Task brief -
Output the following lines verbatim, with no changes.

:: Dataset rows ::

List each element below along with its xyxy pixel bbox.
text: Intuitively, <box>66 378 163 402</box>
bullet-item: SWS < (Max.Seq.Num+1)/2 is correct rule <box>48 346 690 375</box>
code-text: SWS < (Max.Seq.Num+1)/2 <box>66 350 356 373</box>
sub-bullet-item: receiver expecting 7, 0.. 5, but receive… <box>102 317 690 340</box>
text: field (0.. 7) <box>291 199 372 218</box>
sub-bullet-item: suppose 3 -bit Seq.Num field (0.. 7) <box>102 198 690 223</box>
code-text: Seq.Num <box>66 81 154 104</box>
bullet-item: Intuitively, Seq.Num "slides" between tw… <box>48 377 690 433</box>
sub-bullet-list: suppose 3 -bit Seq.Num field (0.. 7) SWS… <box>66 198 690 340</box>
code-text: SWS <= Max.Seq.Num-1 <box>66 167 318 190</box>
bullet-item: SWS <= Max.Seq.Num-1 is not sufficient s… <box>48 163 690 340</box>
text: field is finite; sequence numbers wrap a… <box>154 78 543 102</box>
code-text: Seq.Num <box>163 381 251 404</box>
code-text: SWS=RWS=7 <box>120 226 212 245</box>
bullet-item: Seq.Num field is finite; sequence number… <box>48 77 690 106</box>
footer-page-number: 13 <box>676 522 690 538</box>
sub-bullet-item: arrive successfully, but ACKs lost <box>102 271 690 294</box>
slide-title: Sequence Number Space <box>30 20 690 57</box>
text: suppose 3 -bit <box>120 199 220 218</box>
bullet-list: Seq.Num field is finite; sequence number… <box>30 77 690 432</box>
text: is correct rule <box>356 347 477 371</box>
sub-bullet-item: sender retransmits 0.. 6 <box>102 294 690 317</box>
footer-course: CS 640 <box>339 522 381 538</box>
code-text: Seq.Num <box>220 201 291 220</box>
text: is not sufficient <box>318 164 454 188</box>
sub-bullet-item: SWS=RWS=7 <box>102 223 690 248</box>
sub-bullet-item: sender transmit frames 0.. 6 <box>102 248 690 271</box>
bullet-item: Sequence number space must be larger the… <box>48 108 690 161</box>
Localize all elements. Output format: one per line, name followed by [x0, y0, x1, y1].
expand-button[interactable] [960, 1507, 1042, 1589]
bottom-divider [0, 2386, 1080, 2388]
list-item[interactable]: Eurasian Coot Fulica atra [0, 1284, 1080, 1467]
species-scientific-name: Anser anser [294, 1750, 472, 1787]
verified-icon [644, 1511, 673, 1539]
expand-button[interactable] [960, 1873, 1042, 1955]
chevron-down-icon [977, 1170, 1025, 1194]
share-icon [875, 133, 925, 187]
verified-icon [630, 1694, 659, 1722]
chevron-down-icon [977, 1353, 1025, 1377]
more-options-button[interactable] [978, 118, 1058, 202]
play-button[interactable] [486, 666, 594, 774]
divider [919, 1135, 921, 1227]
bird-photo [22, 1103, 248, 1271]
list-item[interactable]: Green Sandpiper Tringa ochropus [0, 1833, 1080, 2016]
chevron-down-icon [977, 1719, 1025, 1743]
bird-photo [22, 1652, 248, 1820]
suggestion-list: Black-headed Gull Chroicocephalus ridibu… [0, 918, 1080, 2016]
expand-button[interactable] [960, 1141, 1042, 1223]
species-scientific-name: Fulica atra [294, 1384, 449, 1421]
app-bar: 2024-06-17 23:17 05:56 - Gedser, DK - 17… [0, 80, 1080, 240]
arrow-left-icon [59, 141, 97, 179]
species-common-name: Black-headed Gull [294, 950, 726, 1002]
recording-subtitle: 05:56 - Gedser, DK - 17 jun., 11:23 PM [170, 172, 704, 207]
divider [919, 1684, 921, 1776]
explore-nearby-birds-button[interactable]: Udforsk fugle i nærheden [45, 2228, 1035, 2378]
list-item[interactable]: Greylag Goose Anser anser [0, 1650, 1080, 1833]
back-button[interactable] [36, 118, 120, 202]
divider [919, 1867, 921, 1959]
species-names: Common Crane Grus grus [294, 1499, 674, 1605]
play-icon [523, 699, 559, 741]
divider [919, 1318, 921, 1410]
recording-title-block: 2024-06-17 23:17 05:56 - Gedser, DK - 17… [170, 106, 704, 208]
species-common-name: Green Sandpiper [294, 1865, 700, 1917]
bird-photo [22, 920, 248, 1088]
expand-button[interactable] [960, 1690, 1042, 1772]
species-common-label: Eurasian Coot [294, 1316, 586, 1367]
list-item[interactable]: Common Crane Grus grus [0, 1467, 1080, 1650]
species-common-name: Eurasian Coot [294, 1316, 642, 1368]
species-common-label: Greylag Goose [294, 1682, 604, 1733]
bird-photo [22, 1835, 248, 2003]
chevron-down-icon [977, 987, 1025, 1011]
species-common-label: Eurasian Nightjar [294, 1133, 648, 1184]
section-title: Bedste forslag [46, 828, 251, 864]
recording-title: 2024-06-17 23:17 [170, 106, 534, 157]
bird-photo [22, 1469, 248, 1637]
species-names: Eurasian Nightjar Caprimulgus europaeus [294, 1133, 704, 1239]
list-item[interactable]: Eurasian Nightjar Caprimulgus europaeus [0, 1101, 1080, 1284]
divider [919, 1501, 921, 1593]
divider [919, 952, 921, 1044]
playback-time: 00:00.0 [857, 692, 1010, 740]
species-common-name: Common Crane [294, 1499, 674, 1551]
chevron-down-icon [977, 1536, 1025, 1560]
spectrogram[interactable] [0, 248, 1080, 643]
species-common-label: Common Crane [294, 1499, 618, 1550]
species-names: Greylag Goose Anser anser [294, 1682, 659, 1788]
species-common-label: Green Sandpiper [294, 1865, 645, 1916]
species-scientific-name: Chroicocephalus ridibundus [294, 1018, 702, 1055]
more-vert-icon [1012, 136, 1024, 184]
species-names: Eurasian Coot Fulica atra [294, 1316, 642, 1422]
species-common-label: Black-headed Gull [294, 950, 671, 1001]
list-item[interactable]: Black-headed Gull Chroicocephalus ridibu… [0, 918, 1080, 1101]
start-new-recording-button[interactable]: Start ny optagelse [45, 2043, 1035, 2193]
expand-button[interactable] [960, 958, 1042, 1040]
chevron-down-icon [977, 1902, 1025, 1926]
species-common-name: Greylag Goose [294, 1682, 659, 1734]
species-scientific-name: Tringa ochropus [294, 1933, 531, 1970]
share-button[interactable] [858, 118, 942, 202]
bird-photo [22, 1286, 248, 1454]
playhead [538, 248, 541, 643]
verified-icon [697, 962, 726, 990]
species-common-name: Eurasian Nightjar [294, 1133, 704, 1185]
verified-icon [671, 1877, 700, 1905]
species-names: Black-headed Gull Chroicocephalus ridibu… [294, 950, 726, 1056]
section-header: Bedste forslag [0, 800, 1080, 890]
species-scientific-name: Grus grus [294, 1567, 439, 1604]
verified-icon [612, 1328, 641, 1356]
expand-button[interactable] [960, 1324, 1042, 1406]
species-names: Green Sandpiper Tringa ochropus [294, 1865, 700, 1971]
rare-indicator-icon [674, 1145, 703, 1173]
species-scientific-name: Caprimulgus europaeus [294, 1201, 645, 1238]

:::

Result for this task -
List each element below along with its xyxy pixel bbox.
text: Intuitively, <box>66 378 163 402</box>
bullet-item: SWS < (Max.Seq.Num+1)/2 is correct rule <box>48 346 690 375</box>
code-text: SWS < (Max.Seq.Num+1)/2 <box>66 350 356 373</box>
sub-bullet-item: receiver expecting 7, 0.. 5, but receive… <box>102 317 690 340</box>
text: field (0.. 7) <box>291 199 372 218</box>
sub-bullet-item: suppose 3 -bit Seq.Num field (0.. 7) <box>102 198 690 223</box>
code-text: Seq.Num <box>66 81 154 104</box>
bullet-item: Intuitively, Seq.Num "slides" between tw… <box>48 377 690 433</box>
sub-bullet-list: suppose 3 -bit Seq.Num field (0.. 7) SWS… <box>66 198 690 340</box>
code-text: SWS <= Max.Seq.Num-1 <box>66 167 318 190</box>
bullet-item: SWS <= Max.Seq.Num-1 is not sufficient s… <box>48 163 690 340</box>
text: field is finite; sequence numbers wrap a… <box>154 78 543 102</box>
code-text: Seq.Num <box>163 381 251 404</box>
code-text: SWS=RWS=7 <box>120 226 212 245</box>
bullet-item: Seq.Num field is finite; sequence number… <box>48 77 690 106</box>
footer-page-number: 13 <box>676 522 690 538</box>
sub-bullet-item: arrive successfully, but ACKs lost <box>102 271 690 294</box>
slide-title: Sequence Number Space <box>30 20 690 57</box>
text: suppose 3 -bit <box>120 199 220 218</box>
bullet-list: Seq.Num field is finite; sequence number… <box>30 77 690 432</box>
text: is correct rule <box>356 347 477 371</box>
sub-bullet-item: sender retransmits 0.. 6 <box>102 294 690 317</box>
footer-course: CS 640 <box>339 522 381 538</box>
code-text: Seq.Num <box>220 201 291 220</box>
text: is not sufficient <box>318 164 454 188</box>
sub-bullet-item: SWS=RWS=7 <box>102 223 690 248</box>
sub-bullet-item: sender transmit frames 0.. 6 <box>102 248 690 271</box>
bullet-item: Sequence number space must be larger the… <box>48 108 690 161</box>
Localize all elements. Output format: one per line, name followed by [x0, y0, x1, y1].
expand-button[interactable] [960, 1507, 1042, 1589]
bottom-divider [0, 2386, 1080, 2388]
list-item[interactable]: Eurasian Coot Fulica atra [0, 1284, 1080, 1467]
species-scientific-name: Anser anser [294, 1750, 472, 1787]
verified-icon [644, 1511, 673, 1539]
expand-button[interactable] [960, 1873, 1042, 1955]
chevron-down-icon [977, 1170, 1025, 1194]
share-icon [875, 133, 925, 187]
verified-icon [630, 1694, 659, 1722]
chevron-down-icon [977, 1353, 1025, 1377]
more-options-button[interactable] [978, 118, 1058, 202]
play-button[interactable] [486, 666, 594, 774]
divider [919, 1135, 921, 1227]
bird-photo [22, 1103, 248, 1271]
list-item[interactable]: Green Sandpiper Tringa ochropus [0, 1833, 1080, 2016]
chevron-down-icon [977, 1719, 1025, 1743]
bird-photo [22, 1652, 248, 1820]
suggestion-list: Black-headed Gull Chroicocephalus ridibu… [0, 918, 1080, 2016]
expand-button[interactable] [960, 1141, 1042, 1223]
species-scientific-name: Fulica atra [294, 1384, 449, 1421]
app-bar: 2024-06-17 23:17 05:56 - Gedser, DK - 17… [0, 80, 1080, 240]
arrow-left-icon [59, 141, 97, 179]
species-common-name: Black-headed Gull [294, 950, 726, 1002]
recording-subtitle: 05:56 - Gedser, DK - 17 jun., 11:23 PM [170, 172, 704, 207]
divider [919, 1684, 921, 1776]
explore-nearby-birds-button[interactable]: Udforsk fugle i nærheden [45, 2228, 1035, 2378]
list-item[interactable]: Greylag Goose Anser anser [0, 1650, 1080, 1833]
back-button[interactable] [36, 118, 120, 202]
divider [919, 1867, 921, 1959]
species-names: Common Crane Grus grus [294, 1499, 674, 1605]
play-icon [523, 699, 559, 741]
divider [919, 1318, 921, 1410]
recording-title-block: 2024-06-17 23:17 05:56 - Gedser, DK - 17… [170, 106, 704, 208]
species-common-name: Green Sandpiper [294, 1865, 700, 1917]
bird-photo [22, 920, 248, 1088]
expand-button[interactable] [960, 1690, 1042, 1772]
species-common-label: Eurasian Coot [294, 1316, 586, 1367]
list-item[interactable]: Common Crane Grus grus [0, 1467, 1080, 1650]
species-common-name: Eurasian Coot [294, 1316, 642, 1368]
species-common-label: Greylag Goose [294, 1682, 604, 1733]
bird-photo [22, 1835, 248, 2003]
chevron-down-icon [977, 987, 1025, 1011]
species-common-label: Eurasian Nightjar [294, 1133, 648, 1184]
section-title: Bedste forslag [46, 828, 251, 864]
recording-title: 2024-06-17 23:17 [170, 106, 534, 157]
bird-photo [22, 1469, 248, 1637]
species-names: Eurasian Nightjar Caprimulgus europaeus [294, 1133, 704, 1239]
list-item[interactable]: Eurasian Nightjar Caprimulgus europaeus [0, 1101, 1080, 1284]
divider [919, 1501, 921, 1593]
divider [919, 952, 921, 1044]
playback-time: 00:00.0 [857, 692, 1010, 740]
species-common-name: Common Crane [294, 1499, 674, 1551]
chevron-down-icon [977, 1536, 1025, 1560]
spectrogram[interactable] [0, 248, 1080, 643]
species-common-label: Common Crane [294, 1499, 618, 1550]
species-names: Greylag Goose Anser anser [294, 1682, 659, 1788]
species-common-label: Green Sandpiper [294, 1865, 645, 1916]
species-scientific-name: Chroicocephalus ridibundus [294, 1018, 702, 1055]
more-vert-icon [1012, 136, 1024, 184]
species-names: Eurasian Coot Fulica atra [294, 1316, 642, 1422]
species-common-label: Black-headed Gull [294, 950, 671, 1001]
list-item[interactable]: Black-headed Gull Chroicocephalus ridibu… [0, 918, 1080, 1101]
start-new-recording-button[interactable]: Start ny optagelse [45, 2043, 1035, 2193]
expand-button[interactable] [960, 958, 1042, 1040]
chevron-down-icon [977, 1902, 1025, 1926]
species-common-name: Greylag Goose [294, 1682, 659, 1734]
species-scientific-name: Tringa ochropus [294, 1933, 531, 1970]
share-button[interactable] [858, 118, 942, 202]
bird-photo [22, 1286, 248, 1454]
playhead [538, 248, 541, 643]
verified-icon [697, 962, 726, 990]
species-common-name: Eurasian Nightjar [294, 1133, 704, 1185]
verified-icon [671, 1877, 700, 1905]
species-names: Black-headed Gull Chroicocephalus ridibu… [294, 950, 726, 1056]
section-header: Bedste forslag [0, 800, 1080, 890]
species-scientific-name: Grus grus [294, 1567, 439, 1604]
verified-icon [612, 1328, 641, 1356]
expand-button[interactable] [960, 1324, 1042, 1406]
species-names: Green Sandpiper Tringa ochropus [294, 1865, 700, 1971]
rare-indicator-icon [674, 1145, 703, 1173]
species-scientific-name: Caprimulgus europaeus [294, 1201, 645, 1238]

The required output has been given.